[Figure content listings]
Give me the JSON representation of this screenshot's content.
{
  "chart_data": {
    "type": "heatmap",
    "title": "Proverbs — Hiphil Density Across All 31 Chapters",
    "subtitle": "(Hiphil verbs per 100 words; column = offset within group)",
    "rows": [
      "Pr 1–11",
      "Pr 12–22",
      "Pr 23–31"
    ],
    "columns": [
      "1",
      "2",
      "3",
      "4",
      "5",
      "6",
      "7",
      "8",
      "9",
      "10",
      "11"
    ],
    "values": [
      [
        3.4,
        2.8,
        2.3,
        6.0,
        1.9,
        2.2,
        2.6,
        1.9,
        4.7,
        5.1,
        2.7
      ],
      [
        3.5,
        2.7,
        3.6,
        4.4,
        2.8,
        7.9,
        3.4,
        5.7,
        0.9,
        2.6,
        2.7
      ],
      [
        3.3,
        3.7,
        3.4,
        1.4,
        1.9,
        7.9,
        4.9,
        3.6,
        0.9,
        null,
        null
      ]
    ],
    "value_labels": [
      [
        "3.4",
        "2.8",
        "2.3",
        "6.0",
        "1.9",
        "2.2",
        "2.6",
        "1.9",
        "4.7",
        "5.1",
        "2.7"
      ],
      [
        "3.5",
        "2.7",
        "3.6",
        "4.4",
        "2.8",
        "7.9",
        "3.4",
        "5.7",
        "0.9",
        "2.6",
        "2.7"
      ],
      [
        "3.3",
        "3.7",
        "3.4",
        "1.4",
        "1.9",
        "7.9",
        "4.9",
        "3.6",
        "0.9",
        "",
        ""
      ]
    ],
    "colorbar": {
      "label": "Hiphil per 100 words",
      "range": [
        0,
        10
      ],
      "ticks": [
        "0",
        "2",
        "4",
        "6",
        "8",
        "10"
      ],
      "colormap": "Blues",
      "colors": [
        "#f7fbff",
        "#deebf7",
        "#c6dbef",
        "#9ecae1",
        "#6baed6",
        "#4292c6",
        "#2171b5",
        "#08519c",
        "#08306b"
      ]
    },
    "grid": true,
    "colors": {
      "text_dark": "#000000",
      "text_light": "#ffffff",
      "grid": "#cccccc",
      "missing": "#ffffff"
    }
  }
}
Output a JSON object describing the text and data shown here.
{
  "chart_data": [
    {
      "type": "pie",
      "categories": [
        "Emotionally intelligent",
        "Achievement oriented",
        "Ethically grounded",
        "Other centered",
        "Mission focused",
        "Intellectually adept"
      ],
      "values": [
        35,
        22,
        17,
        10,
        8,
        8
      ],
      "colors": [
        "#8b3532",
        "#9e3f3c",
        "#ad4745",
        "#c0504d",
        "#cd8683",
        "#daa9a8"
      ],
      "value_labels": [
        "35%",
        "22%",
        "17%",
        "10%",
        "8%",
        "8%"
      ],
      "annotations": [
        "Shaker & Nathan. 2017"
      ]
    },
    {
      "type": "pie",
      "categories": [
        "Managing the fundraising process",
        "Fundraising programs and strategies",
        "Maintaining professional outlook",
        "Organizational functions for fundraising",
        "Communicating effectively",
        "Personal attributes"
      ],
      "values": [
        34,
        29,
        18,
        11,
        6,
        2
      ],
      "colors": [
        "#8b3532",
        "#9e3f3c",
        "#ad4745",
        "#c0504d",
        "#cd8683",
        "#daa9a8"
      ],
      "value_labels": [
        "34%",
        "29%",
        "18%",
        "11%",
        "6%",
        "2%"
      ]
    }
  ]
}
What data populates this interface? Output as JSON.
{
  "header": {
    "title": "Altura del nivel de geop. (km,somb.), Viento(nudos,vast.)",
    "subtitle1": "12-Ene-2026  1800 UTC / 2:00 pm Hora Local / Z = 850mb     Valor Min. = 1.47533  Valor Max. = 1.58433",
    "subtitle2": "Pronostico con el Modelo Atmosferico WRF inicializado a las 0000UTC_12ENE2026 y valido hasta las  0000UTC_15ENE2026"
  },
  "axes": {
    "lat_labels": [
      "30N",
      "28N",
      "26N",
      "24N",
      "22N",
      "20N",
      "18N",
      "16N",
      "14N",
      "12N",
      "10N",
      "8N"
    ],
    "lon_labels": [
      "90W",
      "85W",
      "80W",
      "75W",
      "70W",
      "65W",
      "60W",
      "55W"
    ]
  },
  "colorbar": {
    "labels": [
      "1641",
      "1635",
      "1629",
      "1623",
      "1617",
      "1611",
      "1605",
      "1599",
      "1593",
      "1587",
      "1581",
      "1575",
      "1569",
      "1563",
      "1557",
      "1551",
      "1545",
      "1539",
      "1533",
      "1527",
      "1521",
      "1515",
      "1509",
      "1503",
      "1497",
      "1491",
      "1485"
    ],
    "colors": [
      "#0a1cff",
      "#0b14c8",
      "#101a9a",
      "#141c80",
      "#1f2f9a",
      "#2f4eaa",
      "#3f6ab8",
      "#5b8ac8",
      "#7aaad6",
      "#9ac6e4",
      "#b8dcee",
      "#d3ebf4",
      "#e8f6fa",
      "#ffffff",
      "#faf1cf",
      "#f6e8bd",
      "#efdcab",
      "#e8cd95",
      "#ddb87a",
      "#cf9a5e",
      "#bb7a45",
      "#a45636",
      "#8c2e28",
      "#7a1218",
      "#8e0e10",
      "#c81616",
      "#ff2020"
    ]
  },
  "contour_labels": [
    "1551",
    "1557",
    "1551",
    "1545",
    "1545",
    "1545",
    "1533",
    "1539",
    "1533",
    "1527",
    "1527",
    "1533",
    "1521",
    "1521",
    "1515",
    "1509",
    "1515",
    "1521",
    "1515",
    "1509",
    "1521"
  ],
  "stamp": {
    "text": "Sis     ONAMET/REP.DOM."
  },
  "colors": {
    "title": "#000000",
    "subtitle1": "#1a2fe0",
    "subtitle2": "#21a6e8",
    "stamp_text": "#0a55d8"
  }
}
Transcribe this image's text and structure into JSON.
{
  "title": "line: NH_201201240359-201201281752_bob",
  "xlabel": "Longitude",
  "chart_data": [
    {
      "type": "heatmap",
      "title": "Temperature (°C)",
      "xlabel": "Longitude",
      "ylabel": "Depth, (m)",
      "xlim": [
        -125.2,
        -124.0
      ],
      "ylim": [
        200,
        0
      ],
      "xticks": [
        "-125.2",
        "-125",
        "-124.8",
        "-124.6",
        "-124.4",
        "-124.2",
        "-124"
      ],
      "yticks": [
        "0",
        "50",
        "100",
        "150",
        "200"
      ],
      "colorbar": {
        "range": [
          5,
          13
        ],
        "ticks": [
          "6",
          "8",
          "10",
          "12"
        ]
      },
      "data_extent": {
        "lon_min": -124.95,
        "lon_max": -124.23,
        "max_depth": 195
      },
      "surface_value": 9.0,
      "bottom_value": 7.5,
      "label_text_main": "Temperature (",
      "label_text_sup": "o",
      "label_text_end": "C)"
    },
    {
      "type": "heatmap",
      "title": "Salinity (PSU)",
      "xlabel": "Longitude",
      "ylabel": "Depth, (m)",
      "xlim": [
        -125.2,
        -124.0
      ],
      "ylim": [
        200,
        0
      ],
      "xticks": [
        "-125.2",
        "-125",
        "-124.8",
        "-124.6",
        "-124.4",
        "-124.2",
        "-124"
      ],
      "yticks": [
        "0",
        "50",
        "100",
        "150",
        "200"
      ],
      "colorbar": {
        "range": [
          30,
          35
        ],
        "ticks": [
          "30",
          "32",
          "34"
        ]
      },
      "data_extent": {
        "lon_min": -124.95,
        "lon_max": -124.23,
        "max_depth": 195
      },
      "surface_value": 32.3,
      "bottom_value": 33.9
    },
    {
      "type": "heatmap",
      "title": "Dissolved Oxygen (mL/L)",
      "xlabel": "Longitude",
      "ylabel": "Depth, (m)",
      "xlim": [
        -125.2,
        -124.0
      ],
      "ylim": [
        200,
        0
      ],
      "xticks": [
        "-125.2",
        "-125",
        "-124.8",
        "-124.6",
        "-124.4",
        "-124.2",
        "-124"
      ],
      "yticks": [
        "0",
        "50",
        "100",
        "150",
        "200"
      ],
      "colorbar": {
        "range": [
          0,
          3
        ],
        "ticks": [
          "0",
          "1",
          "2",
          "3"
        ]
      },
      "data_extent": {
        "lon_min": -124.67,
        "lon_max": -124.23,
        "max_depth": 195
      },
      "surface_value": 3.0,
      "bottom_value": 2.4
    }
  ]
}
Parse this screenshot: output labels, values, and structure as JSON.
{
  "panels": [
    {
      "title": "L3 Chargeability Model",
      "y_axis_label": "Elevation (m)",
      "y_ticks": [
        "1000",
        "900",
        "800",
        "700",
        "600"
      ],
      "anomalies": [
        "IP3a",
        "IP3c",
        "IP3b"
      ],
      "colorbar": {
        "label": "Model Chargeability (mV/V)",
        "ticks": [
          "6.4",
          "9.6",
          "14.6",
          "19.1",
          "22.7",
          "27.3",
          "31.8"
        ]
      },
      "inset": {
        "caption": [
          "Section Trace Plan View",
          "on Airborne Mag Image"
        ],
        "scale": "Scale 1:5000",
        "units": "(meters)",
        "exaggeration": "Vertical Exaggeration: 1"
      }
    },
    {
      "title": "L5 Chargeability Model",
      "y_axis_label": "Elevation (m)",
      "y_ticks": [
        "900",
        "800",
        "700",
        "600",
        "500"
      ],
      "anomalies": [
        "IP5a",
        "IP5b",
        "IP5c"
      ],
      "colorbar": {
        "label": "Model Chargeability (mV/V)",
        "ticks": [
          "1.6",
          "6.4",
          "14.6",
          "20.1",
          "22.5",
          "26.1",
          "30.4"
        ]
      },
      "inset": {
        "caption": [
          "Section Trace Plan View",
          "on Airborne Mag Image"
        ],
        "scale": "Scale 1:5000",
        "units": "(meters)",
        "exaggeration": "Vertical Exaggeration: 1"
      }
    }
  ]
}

| Requirements |
Identify the lines above that contain the word "Temperature", then copy them.

| Response below |
      "title": "Temperature (°C)",
      "label_text_main": "Temperature (",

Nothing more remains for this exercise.